[Stored records]
- - - - - - -
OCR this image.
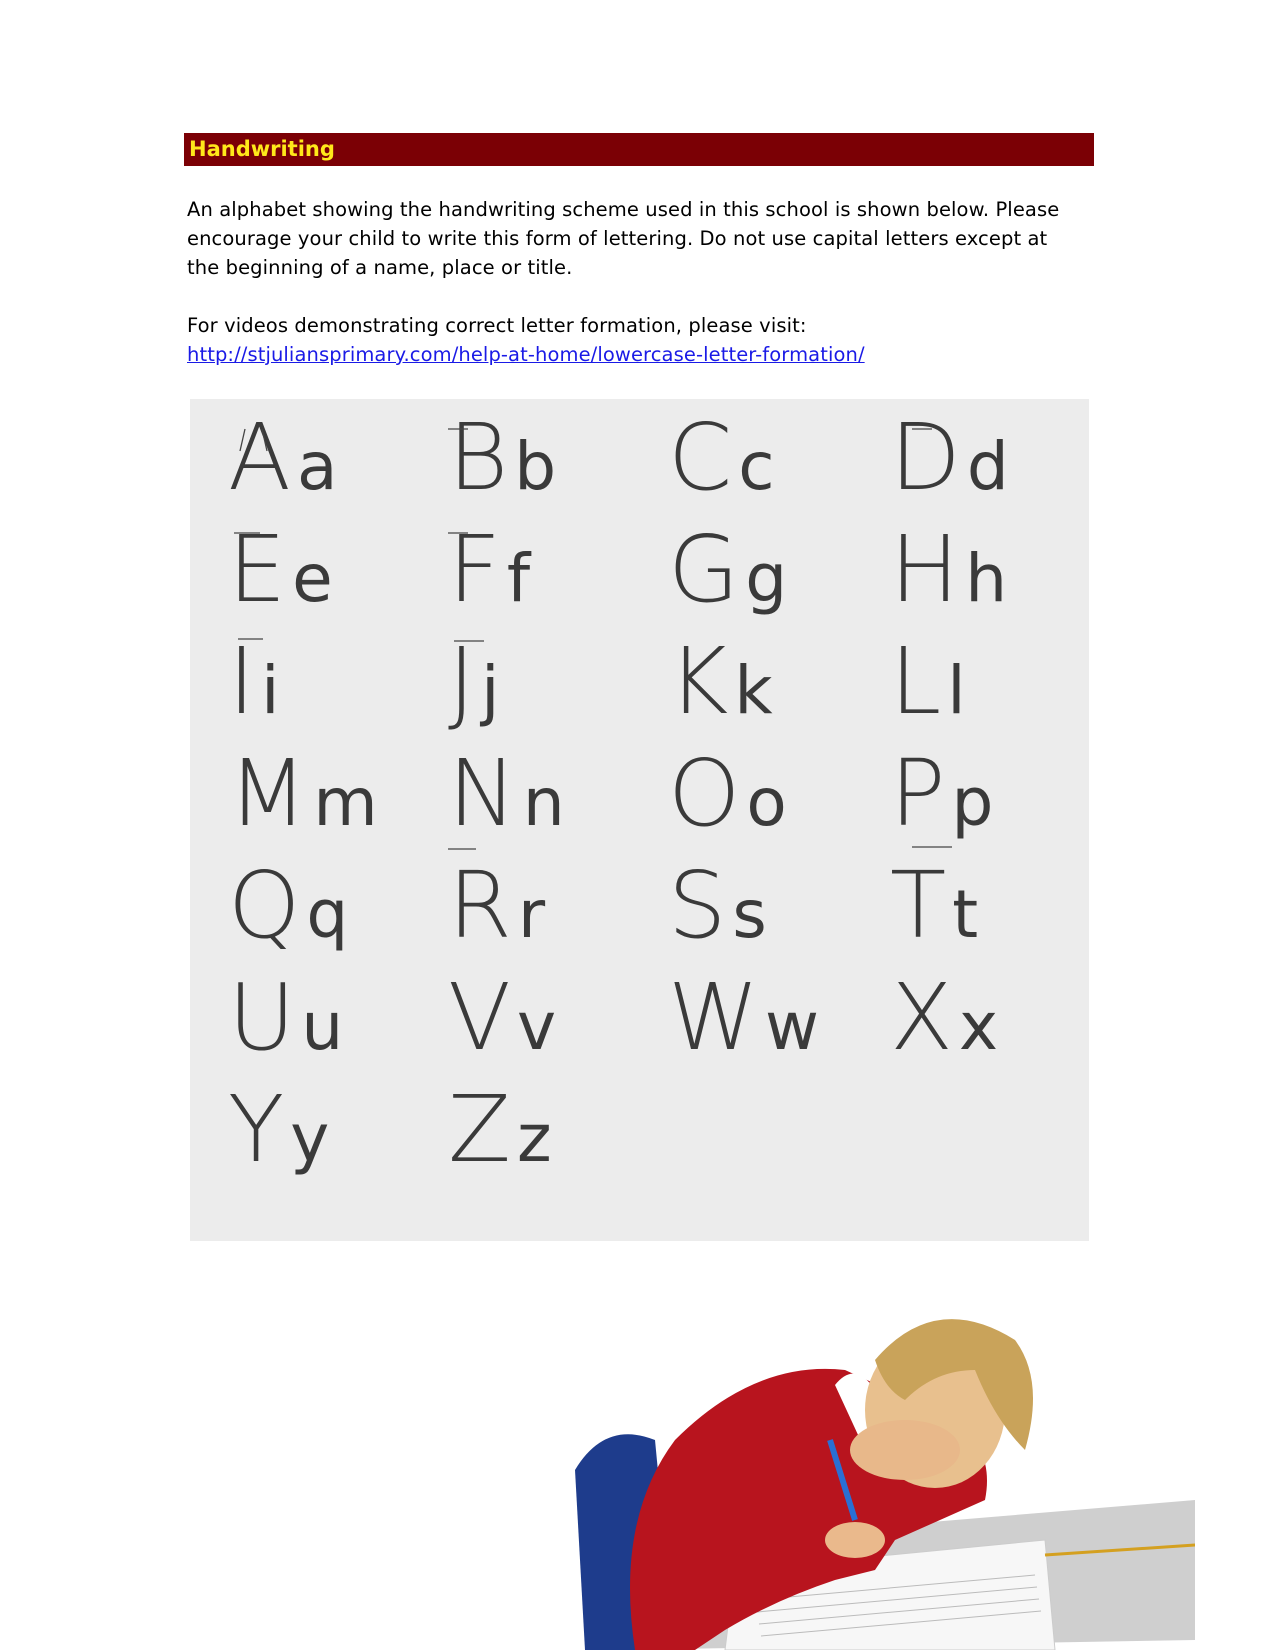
Handwriting

An alphabet showing the handwriting scheme used in this school is shown below. Please encourage your child to write this form of lettering. Do not use capital letters except at the beginning of a name, place or title.

For videos demonstrating correct letter formation, please visit:
http://stjuliansprimary.com/help-at-home/lowercase-letter-formation/

Aa Bb Cc Dd
Ee Ff Gg Hh
Ii Jj Kk Ll
Mm Nn Oo Pp
Qq Rr Ss Tt
Uu Vv Ww Xx
Yy Zz
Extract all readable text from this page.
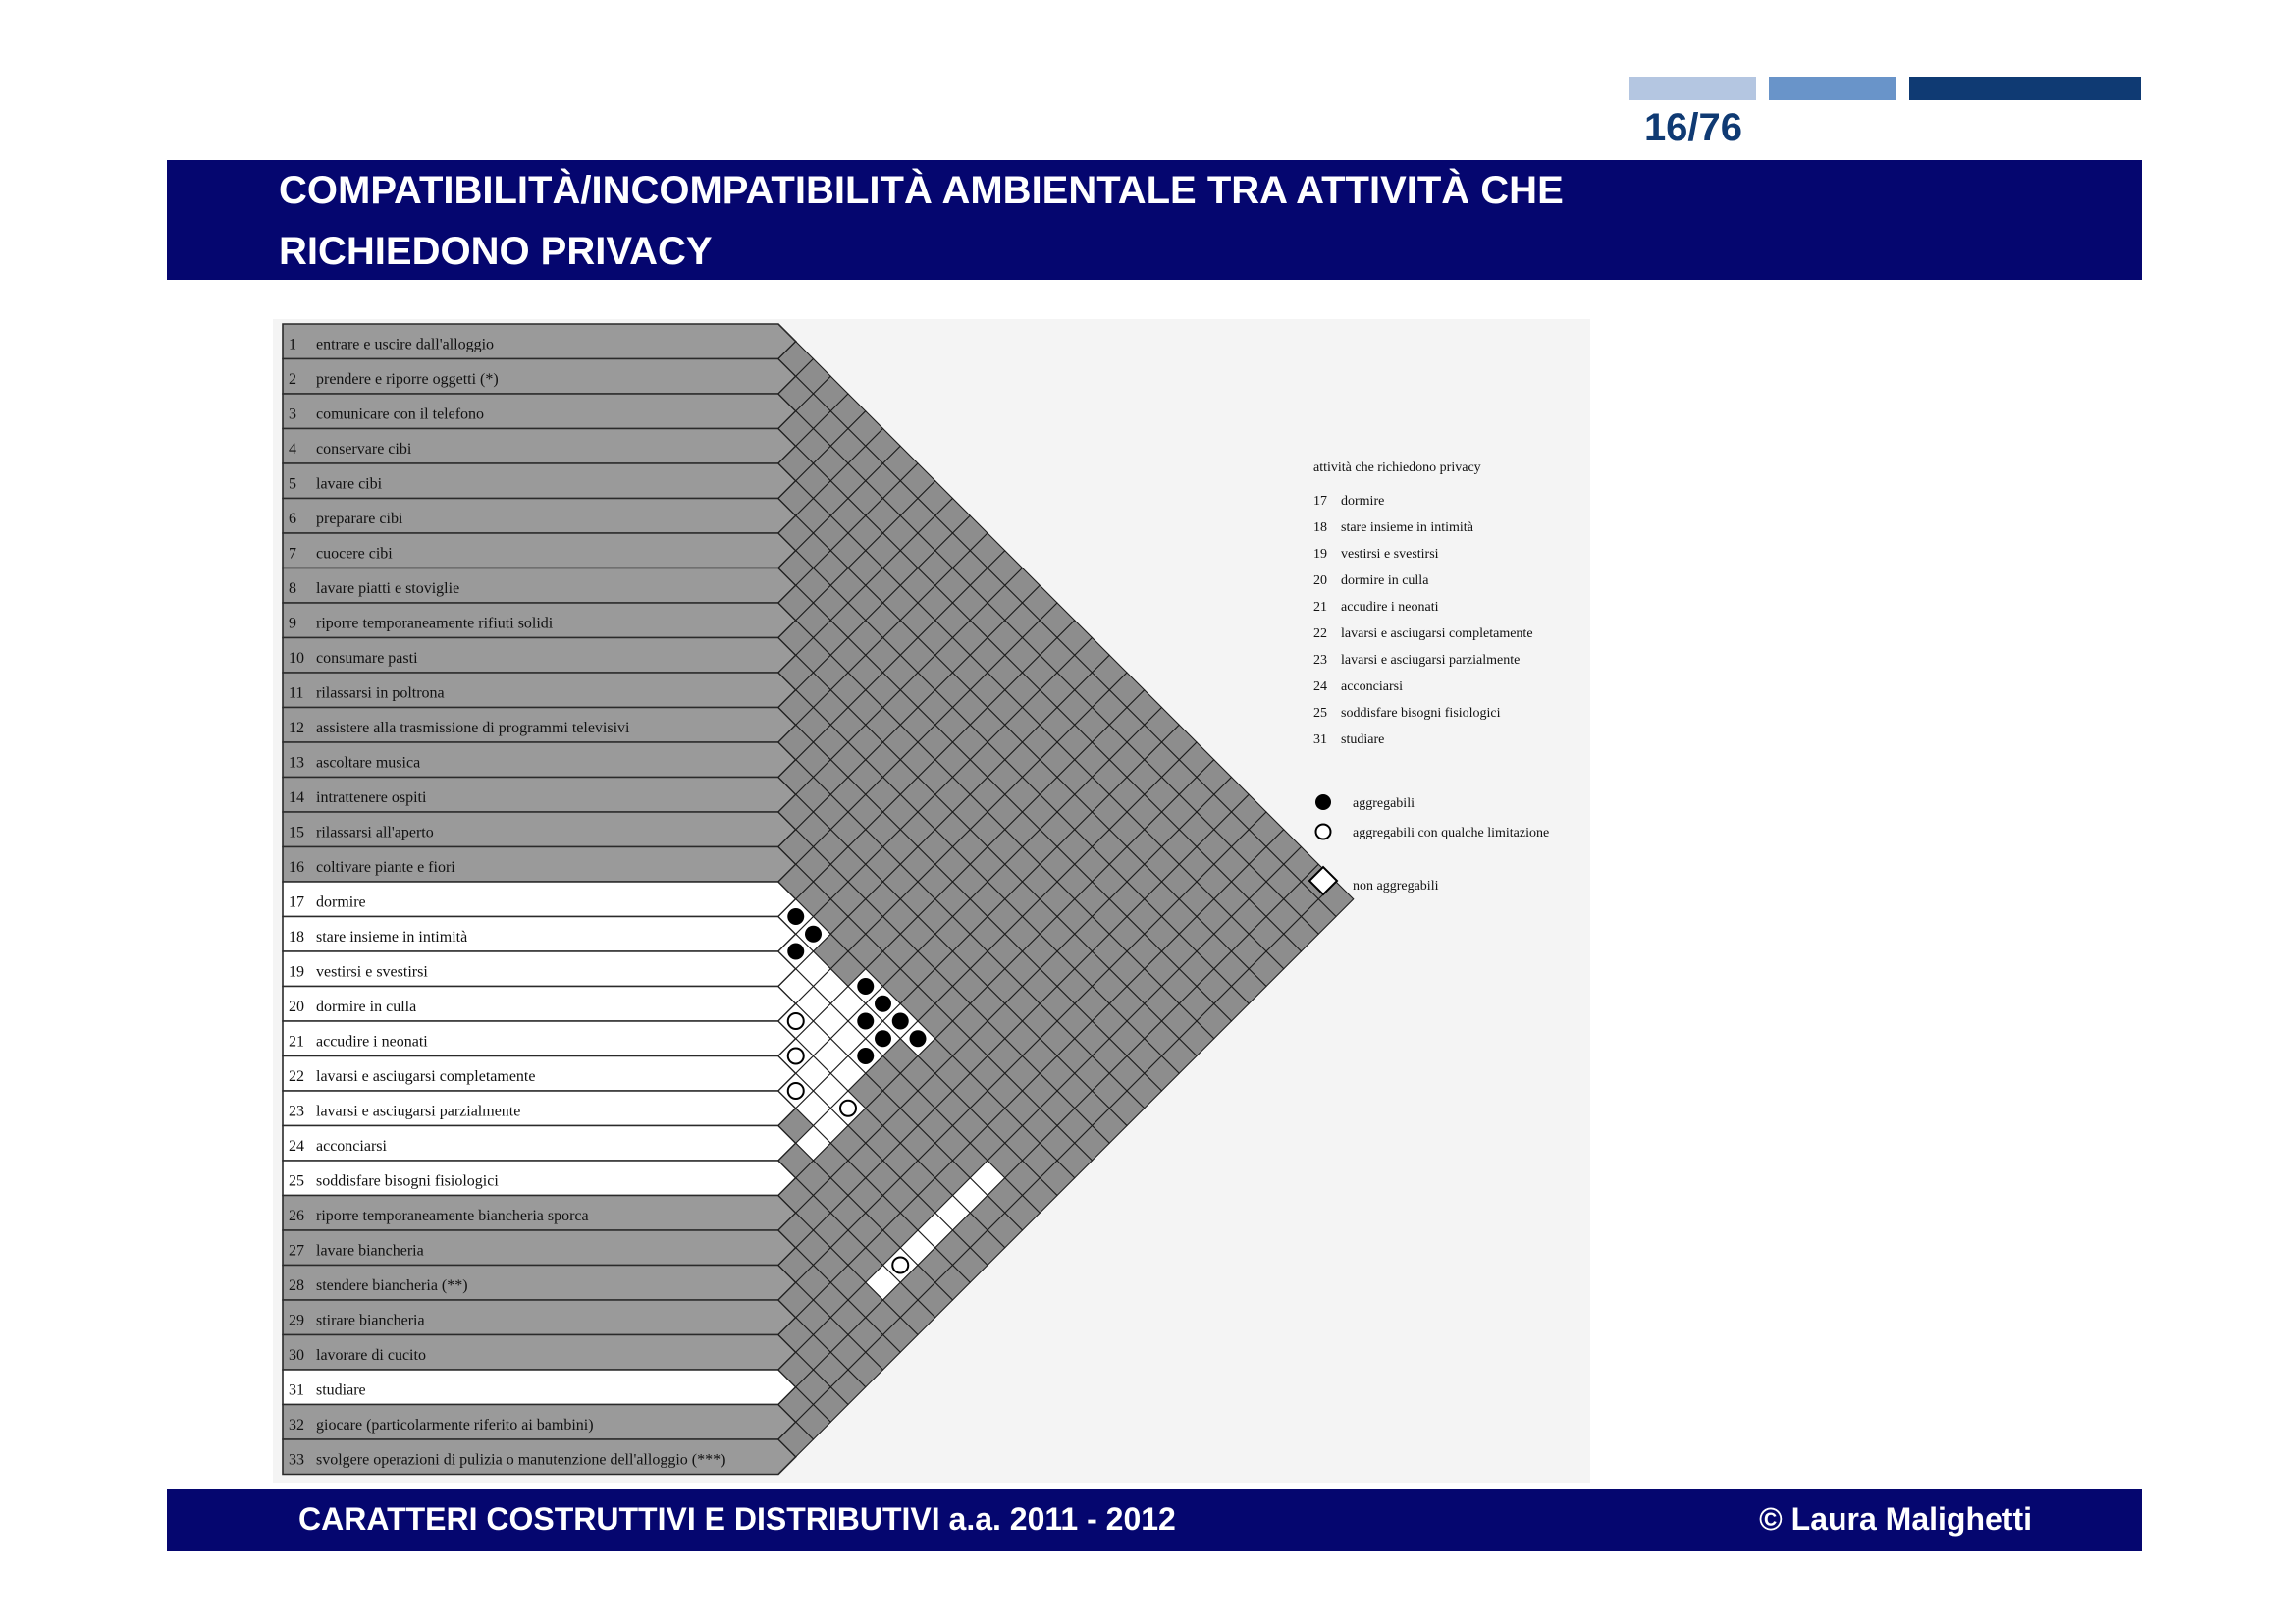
16/76
COMPATIBILITÀ/INCOMPATIBILITÀ AMBIENTALE TRA ATTIVITÀ CHE
RICHIEDONO PRIVACY
1 entrare e uscire dall'alloggio
2 prendere e riporre oggetti (*)
3 comunicare con il telefono
4 conservare cibi
5 lavare cibi
6 preparare cibi
7 cuocere cibi
8 lavare piatti e stoviglie
9 riporre temporaneamente rifiuti solidi
10 consumare pasti
11 rilassarsi in poltrona
12 assistere alla trasmissione di programmi televisivi
13 ascoltare musica
14 intrattenere ospiti
15 rilassarsi all'aperto
16 coltivare piante e fiori
17 dormire
18 stare insieme in intimità
19 vestirsi e svestirsi
20 dormire in culla
21 accudire i neonati
22 lavarsi e asciugarsi completamente
23 lavarsi e asciugarsi parzialmente
24 acconciarsi
25 soddisfare bisogni fisiologici
26 riporre temporaneamente biancheria sporca
27 lavare biancheria
28 stendere biancheria (**)
29 stirare biancheria
30 lavorare di cucito
31 studiare
32 giocare (particolarmente riferito ai bambini)
33 svolgere operazioni di pulizia o manutenzione dell'alloggio (***)
attività che richiedono privacy
17 dormire
18 stare insieme in intimità
19 vestirsi e svestirsi
20 dormire in culla
21 accudire i neonati
22 lavarsi e asciugarsi completamente
23 lavarsi e asciugarsi parzialmente
24 acconciarsi
25 soddisfare bisogni fisiologici
31 studiare
aggregabili
aggregabili con qualche limitazione
non aggregabili
CARATTERI COSTRUTTIVI E DISTRIBUTIVI a.a. 2011 - 2012	© Laura Malighetti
- - - - - - -
**Given task**
Give back every line exactly as it stands, pictures excluded.

**Problem solution**
OCR this image.
Handwriting

An alphabet showing the handwriting scheme used in this school is shown below. Please encourage your child to write this form of lettering. Do not use capital letters except at the beginning of a name, place or title.

For videos demonstrating correct letter formation, please visit:
http://stjuliansprimary.com/help-at-home/lowercase-letter-formation/

Aa Bb Cc Dd
Ee Ff Gg Hh
Ii Jj Kk Ll
Mm Nn Oo Pp
Qq Rr Ss Tt
Uu Vv Ww Xx
Yy Zz
Extract all readable text from this page.
16/76
COMPATIBILITÀ/INCOMPATIBILITÀ AMBIENTALE TRA ATTIVITÀ CHE
RICHIEDONO PRIVACY
1 entrare e uscire dall'alloggio
2 prendere e riporre oggetti (*)
3 comunicare con il telefono
4 conservare cibi
5 lavare cibi
6 preparare cibi
7 cuocere cibi
8 lavare piatti e stoviglie
9 riporre temporaneamente rifiuti solidi
10 consumare pasti
11 rilassarsi in poltrona
12 assistere alla trasmissione di programmi televisivi
13 ascoltare musica
14 intrattenere ospiti
15 rilassarsi all'aperto
16 coltivare piante e fiori
17 dormire
18 stare insieme in intimità
19 vestirsi e svestirsi
20 dormire in culla
21 accudire i neonati
22 lavarsi e asciugarsi completamente
23 lavarsi e asciugarsi parzialmente
24 acconciarsi
25 soddisfare bisogni fisiologici
26 riporre temporaneamente biancheria sporca
27 lavare biancheria
28 stendere biancheria (**)
29 stirare biancheria
30 lavorare di cucito
31 studiare
32 giocare (particolarmente riferito ai bambini)
33 svolgere operazioni di pulizia o manutenzione dell'alloggio (***)
attività che richiedono privacy
17 dormire
18 stare insieme in intimità
19 vestirsi e svestirsi
20 dormire in culla
21 accudire i neonati
22 lavarsi e asciugarsi completamente
23 lavarsi e asciugarsi parzialmente
24 acconciarsi
25 soddisfare bisogni fisiologici
31 studiare
aggregabili
aggregabili con qualche limitazione
non aggregabili
CARATTERI COSTRUTTIVI E DISTRIBUTIVI a.a. 2011 - 2012	© Laura Malighetti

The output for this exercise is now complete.